— START —

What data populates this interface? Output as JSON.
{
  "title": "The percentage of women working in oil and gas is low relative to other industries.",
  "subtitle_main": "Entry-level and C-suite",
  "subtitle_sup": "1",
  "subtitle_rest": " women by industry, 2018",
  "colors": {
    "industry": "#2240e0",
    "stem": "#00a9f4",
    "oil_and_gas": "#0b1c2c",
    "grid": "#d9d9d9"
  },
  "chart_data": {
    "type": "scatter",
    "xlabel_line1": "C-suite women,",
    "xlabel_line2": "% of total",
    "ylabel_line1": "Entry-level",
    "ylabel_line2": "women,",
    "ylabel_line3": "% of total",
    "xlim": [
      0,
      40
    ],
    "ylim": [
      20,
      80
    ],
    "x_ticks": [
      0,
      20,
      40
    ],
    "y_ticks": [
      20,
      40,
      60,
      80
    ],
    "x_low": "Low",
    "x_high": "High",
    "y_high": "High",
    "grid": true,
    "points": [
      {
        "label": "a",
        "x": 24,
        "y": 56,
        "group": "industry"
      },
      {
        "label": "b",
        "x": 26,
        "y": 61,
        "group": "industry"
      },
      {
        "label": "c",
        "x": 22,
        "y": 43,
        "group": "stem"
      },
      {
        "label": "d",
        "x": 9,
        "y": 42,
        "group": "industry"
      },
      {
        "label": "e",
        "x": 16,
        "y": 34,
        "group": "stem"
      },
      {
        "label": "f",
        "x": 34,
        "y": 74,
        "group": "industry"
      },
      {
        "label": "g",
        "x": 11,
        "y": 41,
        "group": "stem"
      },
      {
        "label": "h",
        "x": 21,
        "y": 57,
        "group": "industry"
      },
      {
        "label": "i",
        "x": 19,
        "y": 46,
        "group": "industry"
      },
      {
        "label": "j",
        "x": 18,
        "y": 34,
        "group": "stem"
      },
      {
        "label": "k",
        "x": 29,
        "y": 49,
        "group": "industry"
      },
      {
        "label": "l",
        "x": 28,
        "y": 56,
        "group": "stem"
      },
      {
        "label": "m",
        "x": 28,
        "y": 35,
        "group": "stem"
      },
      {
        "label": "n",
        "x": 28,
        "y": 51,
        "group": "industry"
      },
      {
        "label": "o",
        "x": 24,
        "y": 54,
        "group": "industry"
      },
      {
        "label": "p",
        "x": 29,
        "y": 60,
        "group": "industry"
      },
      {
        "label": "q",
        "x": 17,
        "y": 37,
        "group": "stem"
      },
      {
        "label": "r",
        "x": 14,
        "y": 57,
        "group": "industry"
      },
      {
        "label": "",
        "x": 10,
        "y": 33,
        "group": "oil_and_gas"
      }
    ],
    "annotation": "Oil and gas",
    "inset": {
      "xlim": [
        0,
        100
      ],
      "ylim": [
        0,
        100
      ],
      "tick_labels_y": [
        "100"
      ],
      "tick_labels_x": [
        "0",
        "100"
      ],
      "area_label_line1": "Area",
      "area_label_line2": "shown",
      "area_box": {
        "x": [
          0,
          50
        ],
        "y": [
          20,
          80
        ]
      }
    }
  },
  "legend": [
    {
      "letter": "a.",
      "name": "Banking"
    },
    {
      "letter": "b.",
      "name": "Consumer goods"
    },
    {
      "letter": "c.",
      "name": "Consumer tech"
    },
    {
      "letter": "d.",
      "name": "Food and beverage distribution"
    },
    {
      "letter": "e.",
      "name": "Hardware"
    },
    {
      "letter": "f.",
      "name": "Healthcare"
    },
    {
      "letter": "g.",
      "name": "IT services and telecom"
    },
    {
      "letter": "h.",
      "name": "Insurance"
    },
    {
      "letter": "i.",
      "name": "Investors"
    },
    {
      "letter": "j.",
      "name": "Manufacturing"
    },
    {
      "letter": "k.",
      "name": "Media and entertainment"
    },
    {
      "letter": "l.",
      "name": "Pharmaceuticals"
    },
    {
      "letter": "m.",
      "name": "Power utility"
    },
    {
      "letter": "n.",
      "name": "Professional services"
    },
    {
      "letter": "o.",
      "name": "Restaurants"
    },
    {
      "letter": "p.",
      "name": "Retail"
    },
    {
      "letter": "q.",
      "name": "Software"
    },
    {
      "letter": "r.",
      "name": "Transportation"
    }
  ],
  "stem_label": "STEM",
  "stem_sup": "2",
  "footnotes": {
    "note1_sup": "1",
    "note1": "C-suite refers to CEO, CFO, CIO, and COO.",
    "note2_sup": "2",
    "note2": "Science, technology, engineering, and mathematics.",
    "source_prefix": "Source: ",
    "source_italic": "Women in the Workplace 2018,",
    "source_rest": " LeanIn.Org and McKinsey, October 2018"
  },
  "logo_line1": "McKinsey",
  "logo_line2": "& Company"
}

— END —

Repeat the data exactly. Leave nothing out.

Output
What data populates this interface? Output as JSON.
{
  "title": "The percentage of women working in oil and gas is low relative to other industries.",
  "subtitle_main": "Entry-level and C-suite",
  "subtitle_sup": "1",
  "subtitle_rest": " women by industry, 2018",
  "colors": {
    "industry": "#2240e0",
    "stem": "#00a9f4",
    "oil_and_gas": "#0b1c2c",
    "grid": "#d9d9d9"
  },
  "chart_data": {
    "type": "scatter",
    "xlabel_line1": "C-suite women,",
    "xlabel_line2": "% of total",
    "ylabel_line1": "Entry-level",
    "ylabel_line2": "women,",
    "ylabel_line3": "% of total",
    "xlim": [
      0,
      40
    ],
    "ylim": [
      20,
      80
    ],
    "x_ticks": [
      0,
      20,
      40
    ],
    "y_ticks": [
      20,
      40,
      60,
      80
    ],
    "x_low": "Low",
    "x_high": "High",
    "y_high": "High",
    "grid": true,
    "points": [
      {
        "label": "a",
        "x": 24,
        "y": 56,
        "group": "industry"
      },
      {
        "label": "b",
        "x": 26,
        "y": 61,
        "group": "industry"
      },
      {
        "label": "c",
        "x": 22,
        "y": 43,
        "group": "stem"
      },
      {
        "label": "d",
        "x": 9,
        "y": 42,
        "group": "industry"
      },
      {
        "label": "e",
        "x": 16,
        "y": 34,
        "group": "stem"
      },
      {
        "label": "f",
        "x": 34,
        "y": 74,
        "group": "industry"
      },
      {
        "label": "g",
        "x": 11,
        "y": 41,
        "group": "stem"
      },
      {
        "label": "h",
        "x": 21,
        "y": 57,
        "group": "industry"
      },
      {
        "label": "i",
        "x": 19,
        "y": 46,
        "group": "industry"
      },
      {
        "label": "j",
        "x": 18,
        "y": 34,
        "group": "stem"
      },
      {
        "label": "k",
        "x": 29,
        "y": 49,
        "group": "industry"
      },
      {
        "label": "l",
        "x": 28,
        "y": 56,
        "group": "stem"
      },
      {
        "label": "m",
        "x": 28,
        "y": 35,
        "group": "stem"
      },
      {
        "label": "n",
        "x": 28,
        "y": 51,
        "group": "industry"
      },
      {
        "label": "o",
        "x": 24,
        "y": 54,
        "group": "industry"
      },
      {
        "label": "p",
        "x": 29,
        "y": 60,
        "group": "industry"
      },
      {
        "label": "q",
        "x": 17,
        "y": 37,
        "group": "stem"
      },
      {
        "label": "r",
        "x": 14,
        "y": 57,
        "group": "industry"
      },
      {
        "label": "",
        "x": 10,
        "y": 33,
        "group": "oil_and_gas"
      }
    ],
    "annotation": "Oil and gas",
    "inset": {
      "xlim": [
        0,
        100
      ],
      "ylim": [
        0,
        100
      ],
      "tick_labels_y": [
        "100"
      ],
      "tick_labels_x": [
        "0",
        "100"
      ],
      "area_label_line1": "Area",
      "area_label_line2": "shown",
      "area_box": {
        "x": [
          0,
          50
        ],
        "y": [
          20,
          80
        ]
      }
    }
  },
  "legend": [
    {
      "letter": "a.",
      "name": "Banking"
    },
    {
      "letter": "b.",
      "name": "Consumer goods"
    },
    {
      "letter": "c.",
      "name": "Consumer tech"
    },
    {
      "letter": "d.",
      "name": "Food and beverage distribution"
    },
    {
      "letter": "e.",
      "name": "Hardware"
    },
    {
      "letter": "f.",
      "name": "Healthcare"
    },
    {
      "letter": "g.",
      "name": "IT services and telecom"
    },
    {
      "letter": "h.",
      "name": "Insurance"
    },
    {
      "letter": "i.",
      "name": "Investors"
    },
    {
      "letter": "j.",
      "name": "Manufacturing"
    },
    {
      "letter": "k.",
      "name": "Media and entertainment"
    },
    {
      "letter": "l.",
      "name": "Pharmaceuticals"
    },
    {
      "letter": "m.",
      "name": "Power utility"
    },
    {
      "letter": "n.",
      "name": "Professional services"
    },
    {
      "letter": "o.",
      "name": "Restaurants"
    },
    {
      "letter": "p.",
      "name": "Retail"
    },
    {
      "letter": "q.",
      "name": "Software"
    },
    {
      "letter": "r.",
      "name": "Transportation"
    }
  ],
  "stem_label": "STEM",
  "stem_sup": "2",
  "footnotes": {
    "note1_sup": "1",
    "note1": "C-suite refers to CEO, CFO, CIO, and COO.",
    "note2_sup": "2",
    "note2": "Science, technology, engineering, and mathematics.",
    "source_prefix": "Source: ",
    "source_italic": "Women in the Workplace 2018,",
    "source_rest": " LeanIn.Org and McKinsey, October 2018"
  },
  "logo_line1": "McKinsey",
  "logo_line2": "& Company"
}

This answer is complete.